Your answer should be a single number: the count of lines that include the word "problem".

<<<<

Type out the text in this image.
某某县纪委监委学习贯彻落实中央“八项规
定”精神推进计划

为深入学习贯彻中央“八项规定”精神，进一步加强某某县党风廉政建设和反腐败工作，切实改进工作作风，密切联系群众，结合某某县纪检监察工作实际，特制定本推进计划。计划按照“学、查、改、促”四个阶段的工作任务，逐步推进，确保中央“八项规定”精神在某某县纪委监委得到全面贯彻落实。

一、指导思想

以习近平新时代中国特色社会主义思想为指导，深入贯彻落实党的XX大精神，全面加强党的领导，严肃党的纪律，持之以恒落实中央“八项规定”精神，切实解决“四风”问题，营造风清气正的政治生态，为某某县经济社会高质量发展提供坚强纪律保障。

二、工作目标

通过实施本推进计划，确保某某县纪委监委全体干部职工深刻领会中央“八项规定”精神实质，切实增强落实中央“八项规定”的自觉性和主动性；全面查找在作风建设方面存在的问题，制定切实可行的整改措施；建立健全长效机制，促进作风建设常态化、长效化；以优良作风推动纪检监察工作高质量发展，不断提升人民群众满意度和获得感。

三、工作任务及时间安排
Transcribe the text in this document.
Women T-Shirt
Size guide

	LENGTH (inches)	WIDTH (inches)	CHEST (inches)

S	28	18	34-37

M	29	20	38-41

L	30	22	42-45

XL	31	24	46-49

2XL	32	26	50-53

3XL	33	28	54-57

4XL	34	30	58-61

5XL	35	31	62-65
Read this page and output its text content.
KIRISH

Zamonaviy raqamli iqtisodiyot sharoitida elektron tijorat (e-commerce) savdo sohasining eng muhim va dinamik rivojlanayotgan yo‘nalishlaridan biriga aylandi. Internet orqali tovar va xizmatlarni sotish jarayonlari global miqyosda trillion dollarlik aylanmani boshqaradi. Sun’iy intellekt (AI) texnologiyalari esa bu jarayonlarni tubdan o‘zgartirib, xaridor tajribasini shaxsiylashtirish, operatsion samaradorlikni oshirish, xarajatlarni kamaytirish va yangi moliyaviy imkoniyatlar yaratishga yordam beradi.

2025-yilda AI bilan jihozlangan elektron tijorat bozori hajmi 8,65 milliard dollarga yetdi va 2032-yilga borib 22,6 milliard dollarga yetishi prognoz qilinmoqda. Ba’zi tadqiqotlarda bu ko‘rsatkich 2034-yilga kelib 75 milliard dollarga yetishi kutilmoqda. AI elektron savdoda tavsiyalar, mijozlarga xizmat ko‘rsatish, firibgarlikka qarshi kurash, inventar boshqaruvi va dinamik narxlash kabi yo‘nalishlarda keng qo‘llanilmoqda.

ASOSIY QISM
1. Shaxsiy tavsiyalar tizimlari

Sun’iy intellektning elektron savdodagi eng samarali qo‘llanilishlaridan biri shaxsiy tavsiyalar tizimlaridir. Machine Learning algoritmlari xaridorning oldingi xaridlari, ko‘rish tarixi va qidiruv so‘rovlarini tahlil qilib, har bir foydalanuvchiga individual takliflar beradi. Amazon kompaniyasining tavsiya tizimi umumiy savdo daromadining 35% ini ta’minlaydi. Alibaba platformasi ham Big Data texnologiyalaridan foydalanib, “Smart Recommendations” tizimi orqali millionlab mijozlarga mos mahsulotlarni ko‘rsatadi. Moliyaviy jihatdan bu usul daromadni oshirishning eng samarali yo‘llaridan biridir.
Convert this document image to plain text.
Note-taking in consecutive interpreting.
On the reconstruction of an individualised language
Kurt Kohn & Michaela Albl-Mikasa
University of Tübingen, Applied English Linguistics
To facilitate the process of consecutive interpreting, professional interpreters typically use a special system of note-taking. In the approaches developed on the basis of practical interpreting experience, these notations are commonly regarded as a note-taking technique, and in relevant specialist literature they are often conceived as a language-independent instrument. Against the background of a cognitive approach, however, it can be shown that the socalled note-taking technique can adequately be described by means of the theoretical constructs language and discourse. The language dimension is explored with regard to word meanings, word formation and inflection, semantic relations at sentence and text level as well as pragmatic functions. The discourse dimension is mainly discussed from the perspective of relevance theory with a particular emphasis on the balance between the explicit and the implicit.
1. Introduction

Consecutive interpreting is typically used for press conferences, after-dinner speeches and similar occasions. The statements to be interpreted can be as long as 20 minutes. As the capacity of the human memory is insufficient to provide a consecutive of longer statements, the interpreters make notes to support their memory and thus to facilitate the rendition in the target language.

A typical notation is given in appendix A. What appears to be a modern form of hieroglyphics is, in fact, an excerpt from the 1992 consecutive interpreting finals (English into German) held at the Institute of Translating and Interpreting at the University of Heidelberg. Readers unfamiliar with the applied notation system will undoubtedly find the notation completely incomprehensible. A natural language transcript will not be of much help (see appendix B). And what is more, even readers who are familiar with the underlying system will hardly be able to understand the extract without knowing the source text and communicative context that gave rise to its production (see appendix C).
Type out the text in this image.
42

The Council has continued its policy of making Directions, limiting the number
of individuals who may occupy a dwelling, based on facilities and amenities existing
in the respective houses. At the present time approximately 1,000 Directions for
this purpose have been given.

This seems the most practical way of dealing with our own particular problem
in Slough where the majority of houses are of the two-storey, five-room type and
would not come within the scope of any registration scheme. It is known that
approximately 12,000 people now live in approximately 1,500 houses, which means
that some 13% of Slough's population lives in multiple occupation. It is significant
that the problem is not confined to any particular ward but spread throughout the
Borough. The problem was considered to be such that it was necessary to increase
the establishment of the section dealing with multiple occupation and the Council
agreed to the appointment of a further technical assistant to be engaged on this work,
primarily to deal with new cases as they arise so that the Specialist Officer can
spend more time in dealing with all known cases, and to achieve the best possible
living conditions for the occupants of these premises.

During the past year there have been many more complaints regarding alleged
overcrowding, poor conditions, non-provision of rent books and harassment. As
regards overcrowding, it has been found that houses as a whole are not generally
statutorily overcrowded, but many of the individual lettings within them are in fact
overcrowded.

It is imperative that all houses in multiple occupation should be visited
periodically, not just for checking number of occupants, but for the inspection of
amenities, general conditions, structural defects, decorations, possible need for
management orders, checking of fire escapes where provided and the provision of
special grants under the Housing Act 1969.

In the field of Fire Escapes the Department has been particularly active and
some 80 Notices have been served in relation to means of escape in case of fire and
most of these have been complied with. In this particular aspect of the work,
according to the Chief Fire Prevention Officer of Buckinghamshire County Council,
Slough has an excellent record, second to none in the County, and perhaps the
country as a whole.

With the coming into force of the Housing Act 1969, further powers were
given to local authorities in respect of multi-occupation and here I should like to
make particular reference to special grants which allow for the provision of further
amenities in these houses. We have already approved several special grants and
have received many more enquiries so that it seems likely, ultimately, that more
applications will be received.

>>>>

### The solution
3